--- The problem ---
Scan the data for "součástí" and copy the lines it appears in.

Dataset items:
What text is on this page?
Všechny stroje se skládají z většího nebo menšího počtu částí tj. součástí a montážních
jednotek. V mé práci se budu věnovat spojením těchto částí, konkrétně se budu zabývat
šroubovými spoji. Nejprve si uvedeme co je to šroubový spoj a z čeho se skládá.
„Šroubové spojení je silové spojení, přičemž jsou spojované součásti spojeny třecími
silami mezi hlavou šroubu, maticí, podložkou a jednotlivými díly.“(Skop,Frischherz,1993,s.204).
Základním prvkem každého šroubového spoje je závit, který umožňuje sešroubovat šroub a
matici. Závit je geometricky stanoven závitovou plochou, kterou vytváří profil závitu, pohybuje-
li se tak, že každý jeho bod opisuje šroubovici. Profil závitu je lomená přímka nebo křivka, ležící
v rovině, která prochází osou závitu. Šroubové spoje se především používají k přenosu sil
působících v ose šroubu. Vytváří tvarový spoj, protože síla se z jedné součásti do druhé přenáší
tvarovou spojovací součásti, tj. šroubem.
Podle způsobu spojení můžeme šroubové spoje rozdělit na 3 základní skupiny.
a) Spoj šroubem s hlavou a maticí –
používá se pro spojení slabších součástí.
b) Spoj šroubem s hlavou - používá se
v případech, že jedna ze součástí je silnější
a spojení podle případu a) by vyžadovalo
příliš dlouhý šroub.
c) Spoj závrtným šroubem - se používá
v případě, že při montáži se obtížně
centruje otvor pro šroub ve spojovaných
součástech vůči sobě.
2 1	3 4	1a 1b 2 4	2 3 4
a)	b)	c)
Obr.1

--- Answer for this exercise ---
Všechny stroje se skládají z většího nebo menšího počtu částí tj. součástí a montážních
používá se pro spojení slabších součástí.
v případech, že jedna ze součástí je silnější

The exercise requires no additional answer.